To do:
Every line below should be repeated exactly.

Data shown:
※ ※ ※
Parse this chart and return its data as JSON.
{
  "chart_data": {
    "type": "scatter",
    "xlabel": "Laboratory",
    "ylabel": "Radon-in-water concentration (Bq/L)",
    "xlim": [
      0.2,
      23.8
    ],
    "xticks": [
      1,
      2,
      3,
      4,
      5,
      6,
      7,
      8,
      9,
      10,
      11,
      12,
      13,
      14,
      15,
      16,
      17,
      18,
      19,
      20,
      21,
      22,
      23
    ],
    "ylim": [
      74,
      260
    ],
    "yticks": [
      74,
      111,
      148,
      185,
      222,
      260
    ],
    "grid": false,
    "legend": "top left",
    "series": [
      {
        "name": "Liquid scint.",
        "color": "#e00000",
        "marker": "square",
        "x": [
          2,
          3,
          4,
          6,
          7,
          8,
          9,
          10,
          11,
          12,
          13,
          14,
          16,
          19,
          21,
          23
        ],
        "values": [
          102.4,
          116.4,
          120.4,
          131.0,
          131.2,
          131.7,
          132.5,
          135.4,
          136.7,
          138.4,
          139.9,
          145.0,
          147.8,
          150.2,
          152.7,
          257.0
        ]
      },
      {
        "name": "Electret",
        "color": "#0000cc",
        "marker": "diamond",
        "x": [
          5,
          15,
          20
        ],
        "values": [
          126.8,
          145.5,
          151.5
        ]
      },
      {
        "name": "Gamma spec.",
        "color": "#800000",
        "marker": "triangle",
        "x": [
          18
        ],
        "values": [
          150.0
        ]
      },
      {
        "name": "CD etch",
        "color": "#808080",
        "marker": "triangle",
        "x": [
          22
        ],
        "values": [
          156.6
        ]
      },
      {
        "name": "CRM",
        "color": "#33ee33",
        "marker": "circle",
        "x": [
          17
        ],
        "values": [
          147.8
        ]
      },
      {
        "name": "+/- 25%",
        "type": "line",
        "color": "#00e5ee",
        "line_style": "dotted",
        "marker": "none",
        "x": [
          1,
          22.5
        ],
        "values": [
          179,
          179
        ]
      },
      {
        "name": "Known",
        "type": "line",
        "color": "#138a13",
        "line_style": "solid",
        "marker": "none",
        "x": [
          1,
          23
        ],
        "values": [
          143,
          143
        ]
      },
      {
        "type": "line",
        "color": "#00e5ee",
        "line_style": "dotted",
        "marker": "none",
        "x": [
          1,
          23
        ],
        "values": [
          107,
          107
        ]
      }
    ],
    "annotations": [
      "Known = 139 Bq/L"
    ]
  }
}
※ ※ ※
Result:
Parse this chart and return its data as JSON.
{
  "chart_data": {
    "type": "scatter",
    "xlabel": "Laboratory",
    "ylabel": "Radon-in-water concentration (Bq/L)",
    "xlim": [
      0.2,
      23.8
    ],
    "xticks": [
      1,
      2,
      3,
      4,
      5,
      6,
      7,
      8,
      9,
      10,
      11,
      12,
      13,
      14,
      15,
      16,
      17,
      18,
      19,
      20,
      21,
      22,
      23
    ],
    "ylim": [
      74,
      260
    ],
    "yticks": [
      74,
      111,
      148,
      185,
      222,
      260
    ],
    "grid": false,
    "legend": "top left",
    "series": [
      {
        "name": "Liquid scint.",
        "color": "#e00000",
        "marker": "square",
        "x": [
          2,
          3,
          4,
          6,
          7,
          8,
          9,
          10,
          11,
          12,
          13,
          14,
          16,
          19,
          21,
          23
        ],
        "values": [
          102.4,
          116.4,
          120.4,
          131.0,
          131.2,
          131.7,
          132.5,
          135.4,
          136.7,
          138.4,
          139.9,
          145.0,
          147.8,
          150.2,
          152.7,
          257.0
        ]
      },
      {
        "name": "Electret",
        "color": "#0000cc",
        "marker": "diamond",
        "x": [
          5,
          15,
          20
        ],
        "values": [
          126.8,
          145.5,
          151.5
        ]
      },
      {
        "name": "Gamma spec.",
        "color": "#800000",
        "marker": "triangle",
        "x": [
          18
        ],
        "values": [
          150.0
        ]
      },
      {
        "name": "CD etch",
        "color": "#808080",
        "marker": "triangle",
        "x": [
          22
        ],
        "values": [
          156.6
        ]
      },
      {
        "name": "CRM",
        "color": "#33ee33",
        "marker": "circle",
        "x": [
          17
        ],
        "values": [
          147.8
        ]
      },
      {
        "name": "+/- 25%",
        "type": "line",
        "color": "#00e5ee",
        "line_style": "dotted",
        "marker": "none",
        "x": [
          1,
          22.5
        ],
        "values": [
          179,
          179
        ]
      },
      {
        "name": "Known",
        "type": "line",
        "color": "#138a13",
        "line_style": "solid",
        "marker": "none",
        "x": [
          1,
          23
        ],
        "values": [
          143,
          143
        ]
      },
      {
        "type": "line",
        "color": "#00e5ee",
        "line_style": "dotted",
        "marker": "none",
        "x": [
          1,
          23
        ],
        "values": [
          107,
          107
        ]
      }
    ],
    "annotations": [
      "Known = 139 Bq/L"
    ]
  }
}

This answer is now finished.